## [PROBLEM TO WORK ON]
Write out the records beneath this line exactly as they appear, minus any images.

[Recorded data]
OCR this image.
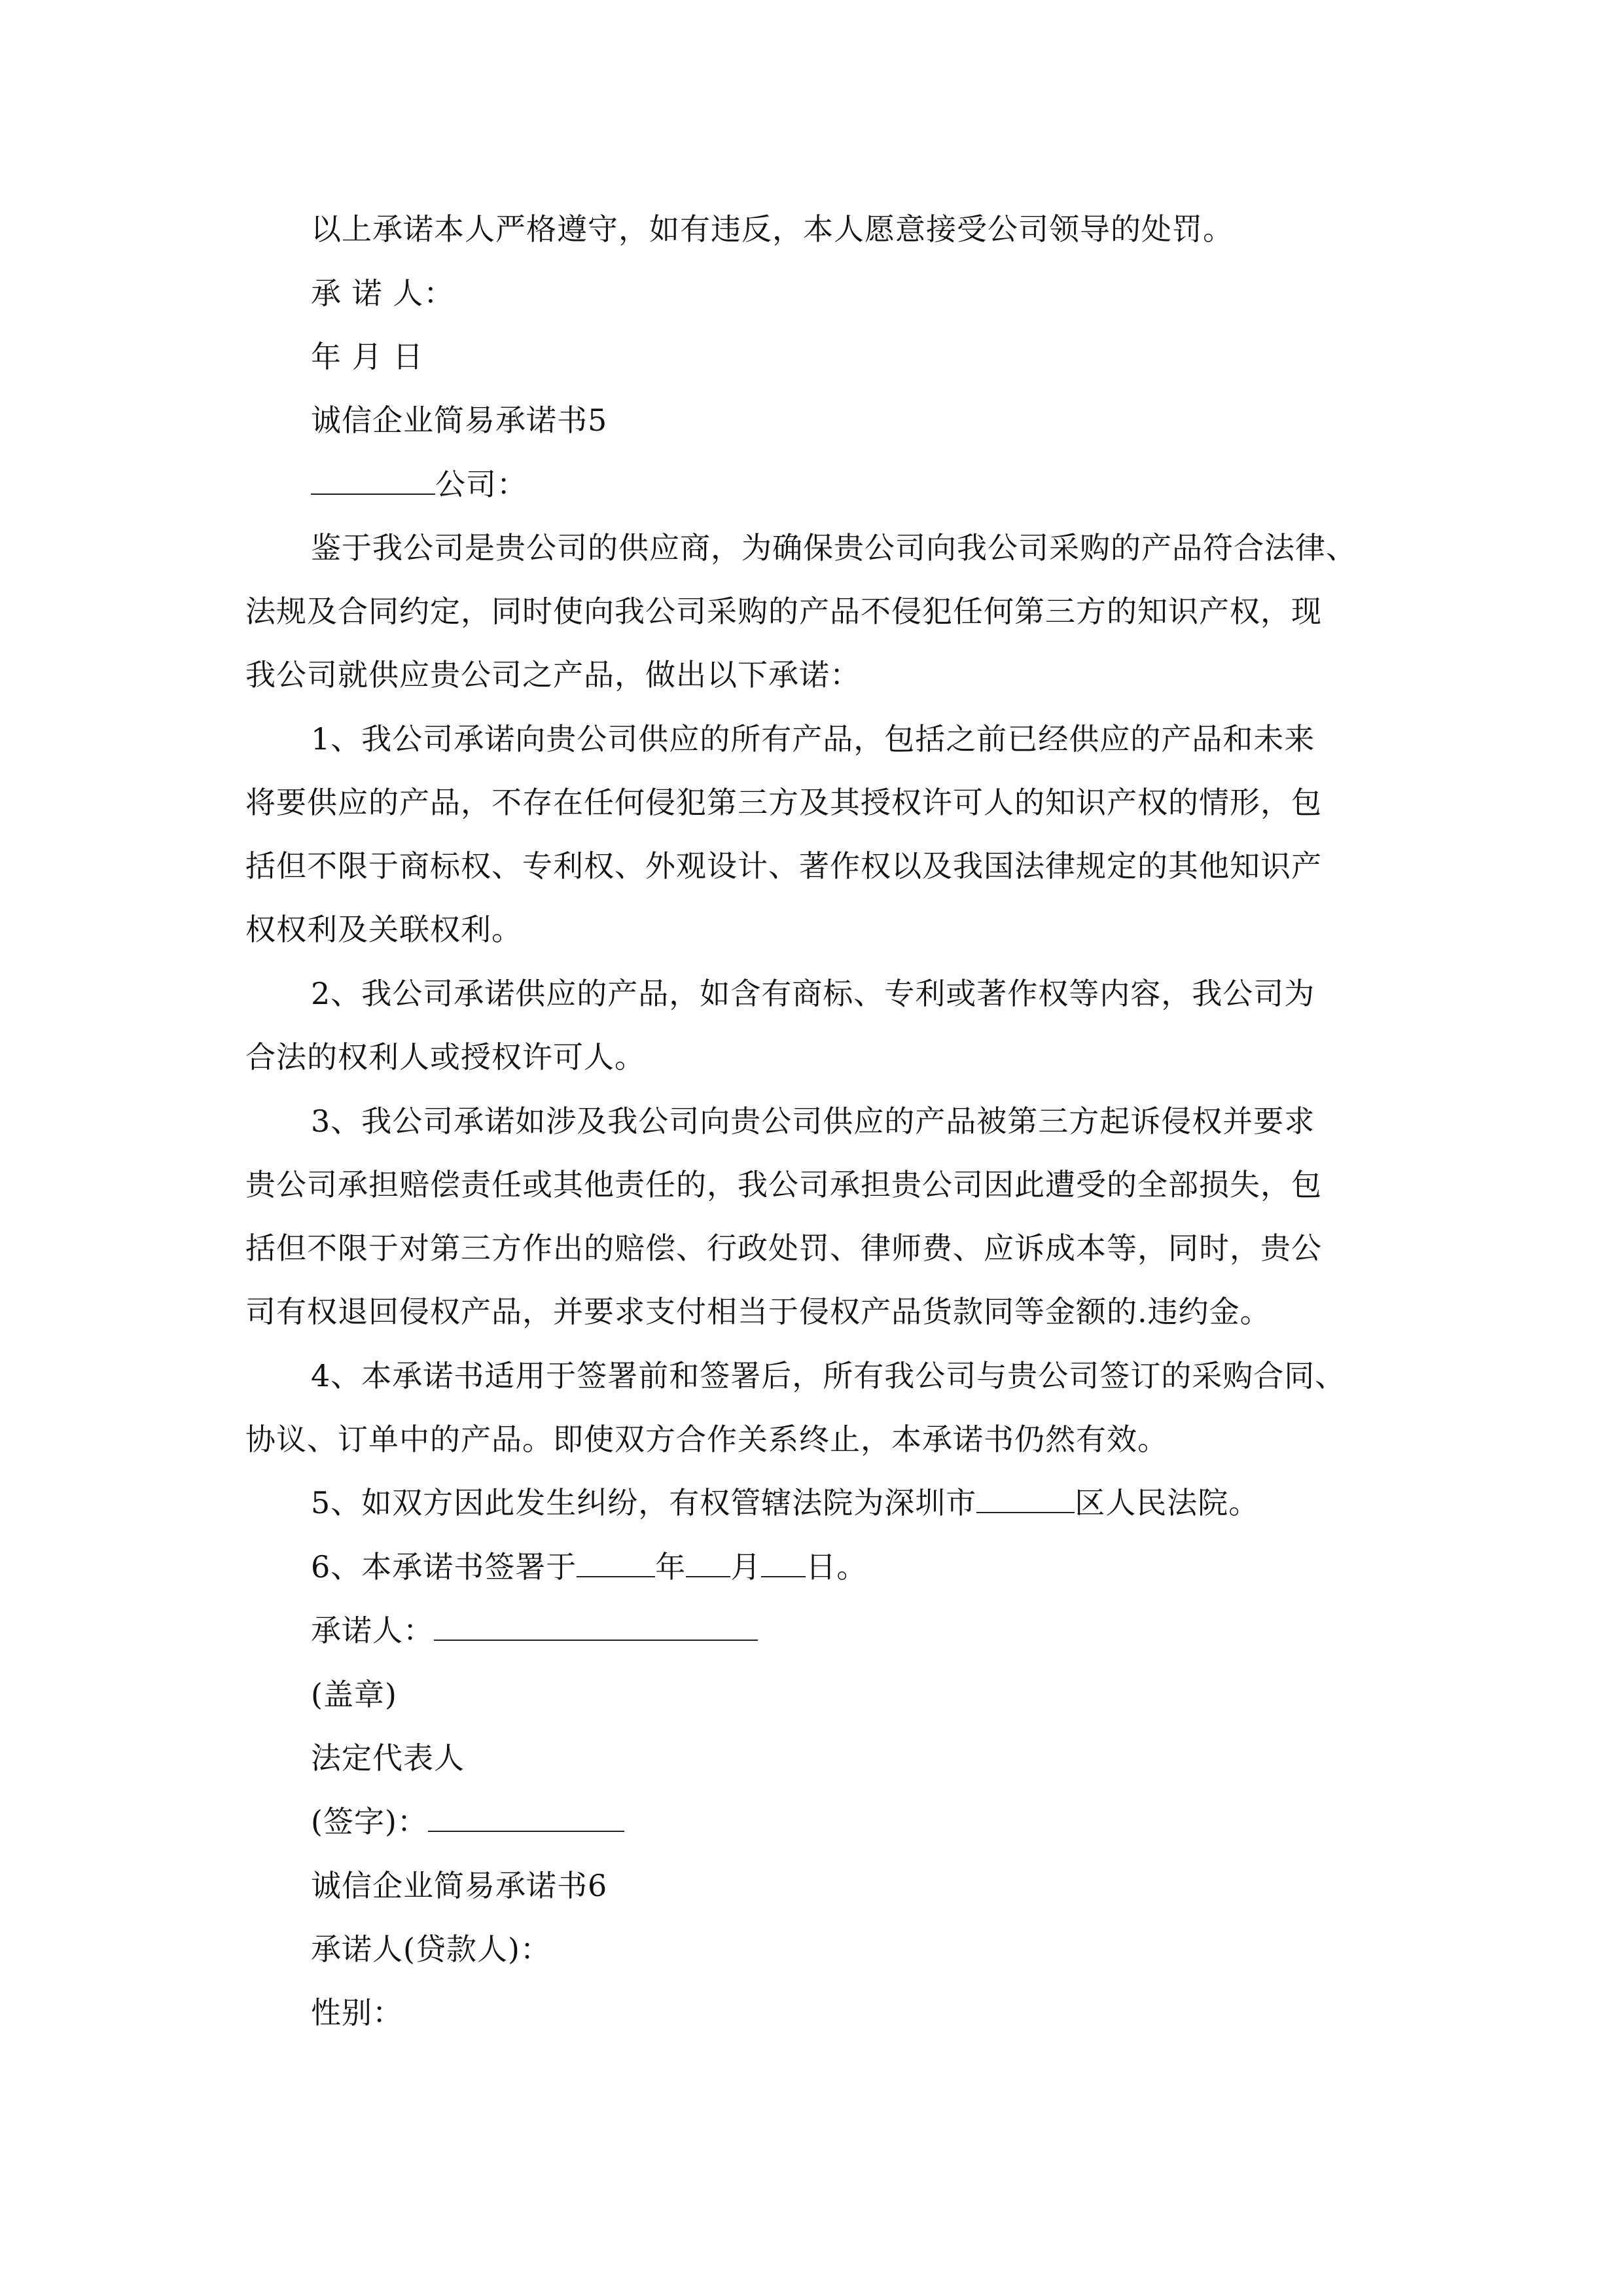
以上承诺本人严格遵守，如有违反，本人愿意接受公司领导的处罚。
承 诺 人：
年 月 日
诚信企业简易承诺书5
公司：
鉴于我公司是贵公司的供应商，为确保贵公司向我公司采购的产品符合法律、
法规及合同约定，同时使向我公司采购的产品不侵犯任何第三方的知识产权，现
我公司就供应贵公司之产品，做出以下承诺：
1、我公司承诺向贵公司供应的所有产品，包括之前已经供应的产品和未来
将要供应的产品，不存在任何侵犯第三方及其授权许可人的知识产权的情形，包
括但不限于商标权、专利权、外观设计、著作权以及我国法律规定的其他知识产
权权利及关联权利。
2、我公司承诺供应的产品，如含有商标、专利或著作权等内容，我公司为
合法的权利人或授权许可人。
3、我公司承诺如涉及我公司向贵公司供应的产品被第三方起诉侵权并要求
贵公司承担赔偿责任或其他责任的，我公司承担贵公司因此遭受的全部损失，包
括但不限于对第三方作出的赔偿、行政处罚、律师费、应诉成本等，同时，贵公
司有权退回侵权产品，并要求支付相当于侵权产品货款同等金额的.违约金。
4、本承诺书适用于签署前和签署后，所有我公司与贵公司签订的采购合同、
协议、订单中的产品。即使双方合作关系终止，本承诺书仍然有效。
5、如双方因此发生纠纷，有权管辖法院为深圳市	区人民法院。
6、本承诺书签署于	年 月 日。
承诺人：
(盖章)
法定代表人
(签字)：
诚信企业简易承诺书6
承诺人(贷款人)：
性别：
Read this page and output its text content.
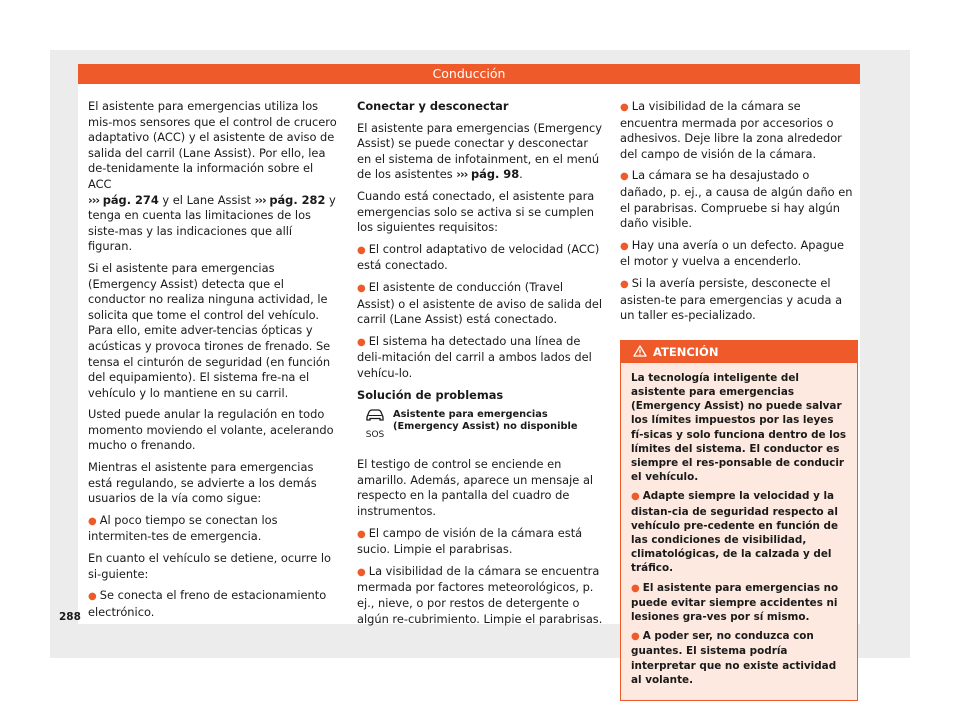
Conducción

El asistente para emergencias utiliza los mis-mos sensores que el control de crucero adaptativo (ACC) y el asistente de aviso de salida del carril (Lane Assist). Por ello, lea de-tenidamente la información sobre el ACC
››› pág. 274 y el Lane Assist ››› pág. 282 y tenga en cuenta las limitaciones de los siste-mas y las indicaciones que allí figuran.

Si el asistente para emergencias (Emergency Assist) detecta que el conductor no realiza ninguna actividad, le solicita que tome el control del vehículo. Para ello, emite adver-tencias ópticas y acústicas y provoca tirones de frenado. Se tensa el cinturón de seguridad (en función del equipamiento). El sistema fre-na el vehículo y lo mantiene en su carril.

Usted puede anular la regulación en todo momento moviendo el volante, acelerando mucho o frenando.

Mientras el asistente para emergencias está regulando, se advierte a los demás usuarios de la vía como sigue:

● Al poco tiempo se conectan los intermiten-tes de emergencia.

En cuanto el vehículo se detiene, ocurre lo si-guiente:

● Se conecta el freno de estacionamiento electrónico.

Conectar y desconectar

El asistente para emergencias (Emergency Assist) se puede conectar y desconectar en el sistema de infotainment, en el menú de los asistentes ››› pág. 98.

Cuando está conectado, el asistente para emergencias solo se activa si se cumplen los siguientes requisitos:

● El control adaptativo de velocidad (ACC) está conectado.

● El asistente de conducción (Travel Assist) o el asistente de aviso de salida del carril (Lane Assist) está conectado.

● El sistema ha detectado una línea de deli-mitación del carril a ambos lados del vehícu-lo.

Solución de problemas

SOS
Asistente para emergencias (Emergency Assist) no disponible

El testigo de control se enciende en amarillo. Además, aparece un mensaje al respecto en la pantalla del cuadro de instrumentos.

● El campo de visión de la cámara está sucio. Limpie el parabrisas.

● La visibilidad de la cámara se encuentra mermada por factores meteorológicos, p. ej., nieve, o por restos de detergente o algún re-cubrimiento. Limpie el parabrisas.

● La visibilidad de la cámara se encuentra mermada por accesorios o adhesivos. Deje libre la zona alrededor del campo de visión de la cámara.

● La cámara se ha desajustado o dañado, p. ej., a causa de algún daño en el parabrisas. Compruebe si hay algún daño visible.

● Hay una avería o un defecto. Apague el motor y vuelva a encenderlo.

● Si la avería persiste, desconecte el asisten-te para emergencias y acuda a un taller es-pecializado.

ATENCIÓN

La tecnología inteligente del asistente para emergencias (Emergency Assist) no puede salvar los límites impuestos por las leyes fí-sicas y solo funciona dentro de los límites del sistema. El conductor es siempre el res-ponsable de conducir el vehículo.

● Adapte siempre la velocidad y la distan-cia de seguridad respecto al vehículo pre-cedente en función de las condiciones de visibilidad, climatológicas, de la calzada y del tráfico.

● El asistente para emergencias no puede evitar siempre accidentes ni lesiones gra-ves por sí mismo.

● A poder ser, no conduzca con guantes. El sistema podría interpretar que no existe actividad al volante.

288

## [WORKED ANSWER]
OCR this image.
以上承诺本人严格遵守，如有违反，本人愿意接受公司领导的处罚。
承 诺 人：
年 月 日
诚信企业简易承诺书5
公司：
鉴于我公司是贵公司的供应商，为确保贵公司向我公司采购的产品符合法律、
法规及合同约定，同时使向我公司采购的产品不侵犯任何第三方的知识产权，现
我公司就供应贵公司之产品，做出以下承诺：
1、我公司承诺向贵公司供应的所有产品，包括之前已经供应的产品和未来
将要供应的产品，不存在任何侵犯第三方及其授权许可人的知识产权的情形，包
括但不限于商标权、专利权、外观设计、著作权以及我国法律规定的其他知识产
权权利及关联权利。
2、我公司承诺供应的产品，如含有商标、专利或著作权等内容，我公司为
合法的权利人或授权许可人。
3、我公司承诺如涉及我公司向贵公司供应的产品被第三方起诉侵权并要求
贵公司承担赔偿责任或其他责任的，我公司承担贵公司因此遭受的全部损失，包
括但不限于对第三方作出的赔偿、行政处罚、律师费、应诉成本等，同时，贵公
司有权退回侵权产品，并要求支付相当于侵权产品货款同等金额的.违约金。
4、本承诺书适用于签署前和签署后，所有我公司与贵公司签订的采购合同、
协议、订单中的产品。即使双方合作关系终止，本承诺书仍然有效。
5、如双方因此发生纠纷，有权管辖法院为深圳市	区人民法院。
6、本承诺书签署于	年 月 日。
承诺人：
(盖章)
法定代表人
(签字)：
诚信企业简易承诺书6
承诺人(贷款人)：
性别：
Read this page and output its text content.
Conducción

El asistente para emergencias utiliza los mis-mos sensores que el control de crucero adaptativo (ACC) y el asistente de aviso de salida del carril (Lane Assist). Por ello, lea de-tenidamente la información sobre el ACC
››› pág. 274 y el Lane Assist ››› pág. 282 y tenga en cuenta las limitaciones de los siste-mas y las indicaciones que allí figuran.

Si el asistente para emergencias (Emergency Assist) detecta que el conductor no realiza ninguna actividad, le solicita que tome el control del vehículo. Para ello, emite adver-tencias ópticas y acústicas y provoca tirones de frenado. Se tensa el cinturón de seguridad (en función del equipamiento). El sistema fre-na el vehículo y lo mantiene en su carril.

Usted puede anular la regulación en todo momento moviendo el volante, acelerando mucho o frenando.

Mientras el asistente para emergencias está regulando, se advierte a los demás usuarios de la vía como sigue:

● Al poco tiempo se conectan los intermiten-tes de emergencia.

En cuanto el vehículo se detiene, ocurre lo si-guiente:

● Se conecta el freno de estacionamiento electrónico.

Conectar y desconectar

El asistente para emergencias (Emergency Assist) se puede conectar y desconectar en el sistema de infotainment, en el menú de los asistentes ››› pág. 98.

Cuando está conectado, el asistente para emergencias solo se activa si se cumplen los siguientes requisitos:

● El control adaptativo de velocidad (ACC) está conectado.

● El asistente de conducción (Travel Assist) o el asistente de aviso de salida del carril (Lane Assist) está conectado.

● El sistema ha detectado una línea de deli-mitación del carril a ambos lados del vehícu-lo.

Solución de problemas

SOS
Asistente para emergencias (Emergency Assist) no disponible

El testigo de control se enciende en amarillo. Además, aparece un mensaje al respecto en la pantalla del cuadro de instrumentos.

● El campo de visión de la cámara está sucio. Limpie el parabrisas.

● La visibilidad de la cámara se encuentra mermada por factores meteorológicos, p. ej., nieve, o por restos de detergente o algún re-cubrimiento. Limpie el parabrisas.

● La visibilidad de la cámara se encuentra mermada por accesorios o adhesivos. Deje libre la zona alrededor del campo de visión de la cámara.

● La cámara se ha desajustado o dañado, p. ej., a causa de algún daño en el parabrisas. Compruebe si hay algún daño visible.

● Hay una avería o un defecto. Apague el motor y vuelva a encenderlo.

● Si la avería persiste, desconecte el asisten-te para emergencias y acuda a un taller es-pecializado.

ATENCIÓN

La tecnología inteligente del asistente para emergencias (Emergency Assist) no puede salvar los límites impuestos por las leyes fí-sicas y solo funciona dentro de los límites del sistema. El conductor es siempre el res-ponsable de conducir el vehículo.

● Adapte siempre la velocidad y la distan-cia de seguridad respecto al vehículo pre-cedente en función de las condiciones de visibilidad, climatológicas, de la calzada y del tráfico.

● El asistente para emergencias no puede evitar siempre accidentes ni lesiones gra-ves por sí mismo.

● A poder ser, no conduzca con guantes. El sistema podría interpretar que no existe actividad al volante.

288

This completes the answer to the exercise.